>>>
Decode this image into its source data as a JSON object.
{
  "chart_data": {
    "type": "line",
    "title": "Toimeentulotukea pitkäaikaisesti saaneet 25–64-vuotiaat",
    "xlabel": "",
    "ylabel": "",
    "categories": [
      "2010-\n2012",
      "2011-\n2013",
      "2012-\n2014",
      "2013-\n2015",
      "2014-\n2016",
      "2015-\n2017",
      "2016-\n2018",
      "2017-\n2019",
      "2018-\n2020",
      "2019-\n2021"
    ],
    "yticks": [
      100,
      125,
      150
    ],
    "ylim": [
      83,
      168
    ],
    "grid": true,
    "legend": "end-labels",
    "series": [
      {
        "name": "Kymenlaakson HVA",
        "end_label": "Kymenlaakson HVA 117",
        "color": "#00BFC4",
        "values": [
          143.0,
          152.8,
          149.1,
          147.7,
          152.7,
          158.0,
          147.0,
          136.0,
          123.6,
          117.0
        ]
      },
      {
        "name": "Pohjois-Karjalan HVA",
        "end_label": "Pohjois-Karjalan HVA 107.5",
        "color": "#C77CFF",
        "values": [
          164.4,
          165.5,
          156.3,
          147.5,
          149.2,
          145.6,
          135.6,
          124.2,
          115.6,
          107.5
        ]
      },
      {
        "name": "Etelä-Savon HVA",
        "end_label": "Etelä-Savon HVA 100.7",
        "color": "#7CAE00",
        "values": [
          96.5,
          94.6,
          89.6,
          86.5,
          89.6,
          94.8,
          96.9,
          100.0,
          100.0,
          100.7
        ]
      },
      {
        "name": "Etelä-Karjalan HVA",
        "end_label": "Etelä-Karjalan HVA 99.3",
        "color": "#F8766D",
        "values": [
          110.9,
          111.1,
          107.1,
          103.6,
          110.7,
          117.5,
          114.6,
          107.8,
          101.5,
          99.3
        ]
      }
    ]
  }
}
<<<
_TASK INSTRUCTIONS_:
Set down the entries verbatim, leaving none out.

_TASK ANSWER_:
Decode this image into its source data as a JSON object.
{
  "chart_data": {
    "type": "line",
    "title": "Toimeentulotukea pitkäaikaisesti saaneet 25–64-vuotiaat",
    "xlabel": "",
    "ylabel": "",
    "categories": [
      "2010-\n2012",
      "2011-\n2013",
      "2012-\n2014",
      "2013-\n2015",
      "2014-\n2016",
      "2015-\n2017",
      "2016-\n2018",
      "2017-\n2019",
      "2018-\n2020",
      "2019-\n2021"
    ],
    "yticks": [
      100,
      125,
      150
    ],
    "ylim": [
      83,
      168
    ],
    "grid": true,
    "legend": "end-labels",
    "series": [
      {
        "name": "Kymenlaakson HVA",
        "end_label": "Kymenlaakson HVA 117",
        "color": "#00BFC4",
        "values": [
          143.0,
          152.8,
          149.1,
          147.7,
          152.7,
          158.0,
          147.0,
          136.0,
          123.6,
          117.0
        ]
      },
      {
        "name": "Pohjois-Karjalan HVA",
        "end_label": "Pohjois-Karjalan HVA 107.5",
        "color": "#C77CFF",
        "values": [
          164.4,
          165.5,
          156.3,
          147.5,
          149.2,
          145.6,
          135.6,
          124.2,
          115.6,
          107.5
        ]
      },
      {
        "name": "Etelä-Savon HVA",
        "end_label": "Etelä-Savon HVA 100.7",
        "color": "#7CAE00",
        "values": [
          96.5,
          94.6,
          89.6,
          86.5,
          89.6,
          94.8,
          96.9,
          100.0,
          100.0,
          100.7
        ]
      },
      {
        "name": "Etelä-Karjalan HVA",
        "end_label": "Etelä-Karjalan HVA 99.3",
        "color": "#F8766D",
        "values": [
          110.9,
          111.1,
          107.1,
          103.6,
          110.7,
          117.5,
          114.6,
          107.8,
          101.5,
          99.3
        ]
      }
    ]
  }
}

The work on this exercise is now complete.